═══ Records for this task ═══
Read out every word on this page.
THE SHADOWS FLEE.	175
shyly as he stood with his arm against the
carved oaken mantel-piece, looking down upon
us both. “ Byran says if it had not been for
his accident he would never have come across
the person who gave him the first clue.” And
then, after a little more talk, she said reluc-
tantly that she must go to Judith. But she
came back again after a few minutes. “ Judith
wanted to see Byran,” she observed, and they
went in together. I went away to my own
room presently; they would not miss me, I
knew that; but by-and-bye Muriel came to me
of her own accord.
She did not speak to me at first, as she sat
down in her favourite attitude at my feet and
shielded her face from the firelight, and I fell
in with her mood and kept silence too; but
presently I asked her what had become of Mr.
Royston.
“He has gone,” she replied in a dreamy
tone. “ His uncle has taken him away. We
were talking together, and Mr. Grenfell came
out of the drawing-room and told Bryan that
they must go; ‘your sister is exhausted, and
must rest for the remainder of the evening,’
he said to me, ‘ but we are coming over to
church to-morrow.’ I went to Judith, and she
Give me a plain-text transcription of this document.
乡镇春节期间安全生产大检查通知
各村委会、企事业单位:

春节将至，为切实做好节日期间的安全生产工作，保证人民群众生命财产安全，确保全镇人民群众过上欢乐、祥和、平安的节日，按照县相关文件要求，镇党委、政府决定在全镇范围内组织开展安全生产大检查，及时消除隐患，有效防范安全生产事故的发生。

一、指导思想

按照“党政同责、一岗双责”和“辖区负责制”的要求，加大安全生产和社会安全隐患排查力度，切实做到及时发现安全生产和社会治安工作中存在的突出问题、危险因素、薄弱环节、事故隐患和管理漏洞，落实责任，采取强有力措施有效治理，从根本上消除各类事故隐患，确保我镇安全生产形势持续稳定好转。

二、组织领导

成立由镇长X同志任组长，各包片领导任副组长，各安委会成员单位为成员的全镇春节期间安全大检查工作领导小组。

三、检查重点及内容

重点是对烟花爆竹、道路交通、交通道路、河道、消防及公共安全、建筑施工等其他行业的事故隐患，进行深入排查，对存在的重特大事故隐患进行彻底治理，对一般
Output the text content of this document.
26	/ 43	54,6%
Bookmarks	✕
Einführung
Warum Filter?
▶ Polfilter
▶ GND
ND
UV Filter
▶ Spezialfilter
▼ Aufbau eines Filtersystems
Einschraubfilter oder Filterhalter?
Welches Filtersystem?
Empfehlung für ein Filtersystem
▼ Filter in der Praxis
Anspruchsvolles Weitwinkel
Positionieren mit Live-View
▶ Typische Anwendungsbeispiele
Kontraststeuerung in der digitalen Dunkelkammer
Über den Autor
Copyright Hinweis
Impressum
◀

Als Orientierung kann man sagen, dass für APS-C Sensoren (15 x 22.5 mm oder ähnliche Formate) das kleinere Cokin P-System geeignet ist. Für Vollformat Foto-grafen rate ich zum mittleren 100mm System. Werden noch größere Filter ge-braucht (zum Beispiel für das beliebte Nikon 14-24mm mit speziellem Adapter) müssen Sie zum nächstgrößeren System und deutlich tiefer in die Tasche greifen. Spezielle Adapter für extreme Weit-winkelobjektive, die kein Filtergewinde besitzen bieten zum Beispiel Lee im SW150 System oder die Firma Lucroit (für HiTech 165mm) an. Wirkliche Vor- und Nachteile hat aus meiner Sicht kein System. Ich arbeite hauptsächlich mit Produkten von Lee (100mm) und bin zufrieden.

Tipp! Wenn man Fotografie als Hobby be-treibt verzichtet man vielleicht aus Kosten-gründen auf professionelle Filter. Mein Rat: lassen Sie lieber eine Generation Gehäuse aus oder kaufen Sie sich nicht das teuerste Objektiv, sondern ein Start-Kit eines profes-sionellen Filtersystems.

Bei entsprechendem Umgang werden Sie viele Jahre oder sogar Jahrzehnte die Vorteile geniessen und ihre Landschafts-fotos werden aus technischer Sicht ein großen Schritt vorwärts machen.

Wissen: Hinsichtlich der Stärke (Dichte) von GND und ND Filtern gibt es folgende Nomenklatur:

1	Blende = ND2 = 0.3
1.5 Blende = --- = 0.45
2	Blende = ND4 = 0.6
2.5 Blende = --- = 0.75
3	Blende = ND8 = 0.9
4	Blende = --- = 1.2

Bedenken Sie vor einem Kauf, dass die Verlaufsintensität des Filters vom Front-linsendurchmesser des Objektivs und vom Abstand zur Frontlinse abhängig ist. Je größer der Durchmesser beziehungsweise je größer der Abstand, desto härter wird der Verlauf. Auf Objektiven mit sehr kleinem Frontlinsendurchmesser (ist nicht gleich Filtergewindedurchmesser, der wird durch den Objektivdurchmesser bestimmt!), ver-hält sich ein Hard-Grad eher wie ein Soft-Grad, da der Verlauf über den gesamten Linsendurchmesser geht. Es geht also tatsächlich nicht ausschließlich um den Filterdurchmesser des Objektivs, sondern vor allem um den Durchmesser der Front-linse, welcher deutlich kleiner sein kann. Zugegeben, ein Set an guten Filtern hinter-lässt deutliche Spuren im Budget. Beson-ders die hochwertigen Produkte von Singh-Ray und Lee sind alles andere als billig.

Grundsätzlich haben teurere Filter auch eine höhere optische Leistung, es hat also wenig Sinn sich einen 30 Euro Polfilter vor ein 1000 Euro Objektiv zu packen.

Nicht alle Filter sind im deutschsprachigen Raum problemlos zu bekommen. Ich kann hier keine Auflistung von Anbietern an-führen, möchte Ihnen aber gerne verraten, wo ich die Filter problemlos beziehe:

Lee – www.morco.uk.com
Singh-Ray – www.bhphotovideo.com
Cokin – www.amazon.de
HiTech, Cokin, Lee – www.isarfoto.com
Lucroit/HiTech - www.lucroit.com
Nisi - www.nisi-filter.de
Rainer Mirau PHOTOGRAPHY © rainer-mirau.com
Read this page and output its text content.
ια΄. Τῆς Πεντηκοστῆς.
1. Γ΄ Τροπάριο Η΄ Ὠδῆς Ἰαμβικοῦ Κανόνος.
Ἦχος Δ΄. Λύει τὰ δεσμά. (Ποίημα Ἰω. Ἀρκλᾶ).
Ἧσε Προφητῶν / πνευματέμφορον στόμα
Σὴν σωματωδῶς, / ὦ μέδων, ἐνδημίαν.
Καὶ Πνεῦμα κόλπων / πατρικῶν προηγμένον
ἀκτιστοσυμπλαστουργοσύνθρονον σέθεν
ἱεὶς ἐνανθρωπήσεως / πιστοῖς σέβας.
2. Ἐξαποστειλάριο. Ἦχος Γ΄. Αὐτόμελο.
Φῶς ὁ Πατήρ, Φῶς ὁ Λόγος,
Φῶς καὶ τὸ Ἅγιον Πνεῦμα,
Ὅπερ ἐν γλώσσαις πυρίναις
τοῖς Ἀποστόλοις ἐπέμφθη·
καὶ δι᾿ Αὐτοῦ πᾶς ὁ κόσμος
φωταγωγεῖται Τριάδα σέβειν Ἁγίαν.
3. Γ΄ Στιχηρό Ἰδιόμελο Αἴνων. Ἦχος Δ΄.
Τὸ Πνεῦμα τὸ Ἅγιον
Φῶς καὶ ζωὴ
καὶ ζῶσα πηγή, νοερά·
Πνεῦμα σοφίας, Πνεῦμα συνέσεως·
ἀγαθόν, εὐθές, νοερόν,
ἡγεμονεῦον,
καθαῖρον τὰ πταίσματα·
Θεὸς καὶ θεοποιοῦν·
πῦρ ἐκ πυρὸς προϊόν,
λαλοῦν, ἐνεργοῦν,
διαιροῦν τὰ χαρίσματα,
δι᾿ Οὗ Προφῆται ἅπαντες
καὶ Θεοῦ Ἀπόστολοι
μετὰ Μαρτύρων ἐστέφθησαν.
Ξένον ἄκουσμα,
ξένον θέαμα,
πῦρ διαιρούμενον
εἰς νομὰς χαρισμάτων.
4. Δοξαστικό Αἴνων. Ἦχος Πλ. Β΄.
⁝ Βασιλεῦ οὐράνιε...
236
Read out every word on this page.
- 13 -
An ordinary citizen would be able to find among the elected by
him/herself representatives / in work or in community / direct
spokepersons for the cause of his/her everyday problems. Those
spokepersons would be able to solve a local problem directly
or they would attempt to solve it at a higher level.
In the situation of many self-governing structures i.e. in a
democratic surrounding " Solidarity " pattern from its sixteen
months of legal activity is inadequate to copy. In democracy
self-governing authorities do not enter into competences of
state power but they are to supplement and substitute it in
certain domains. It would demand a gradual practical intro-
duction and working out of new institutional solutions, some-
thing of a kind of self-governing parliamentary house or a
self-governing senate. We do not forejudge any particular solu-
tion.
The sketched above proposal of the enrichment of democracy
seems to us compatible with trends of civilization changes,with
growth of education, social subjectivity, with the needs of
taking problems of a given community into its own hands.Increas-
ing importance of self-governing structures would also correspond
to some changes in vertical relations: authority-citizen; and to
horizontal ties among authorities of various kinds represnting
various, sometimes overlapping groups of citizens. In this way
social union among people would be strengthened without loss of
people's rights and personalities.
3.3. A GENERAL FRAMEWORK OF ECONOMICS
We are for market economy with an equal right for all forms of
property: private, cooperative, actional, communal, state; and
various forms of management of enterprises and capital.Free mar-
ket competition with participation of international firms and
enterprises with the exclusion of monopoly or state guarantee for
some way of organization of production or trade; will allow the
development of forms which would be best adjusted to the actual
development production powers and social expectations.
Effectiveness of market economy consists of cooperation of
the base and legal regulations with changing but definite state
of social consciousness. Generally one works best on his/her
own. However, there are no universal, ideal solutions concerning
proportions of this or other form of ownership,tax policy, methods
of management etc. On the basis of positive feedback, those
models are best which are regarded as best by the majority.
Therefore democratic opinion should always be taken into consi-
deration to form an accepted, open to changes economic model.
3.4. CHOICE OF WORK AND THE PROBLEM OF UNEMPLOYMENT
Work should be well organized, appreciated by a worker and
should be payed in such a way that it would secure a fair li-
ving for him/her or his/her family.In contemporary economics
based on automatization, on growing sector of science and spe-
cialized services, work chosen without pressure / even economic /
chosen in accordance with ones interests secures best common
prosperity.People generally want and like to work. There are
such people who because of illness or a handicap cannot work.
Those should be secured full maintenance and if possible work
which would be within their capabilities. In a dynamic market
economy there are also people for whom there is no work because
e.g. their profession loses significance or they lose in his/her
═══
» **Your instructions**:
Find the word "which" in the entries, and copy every line it shows up in.

» **In response**:
development of forms which would be best adjusted to the actual
models are best which are regarded as best by the majority.
which would be within their capabilities. In a dynamic market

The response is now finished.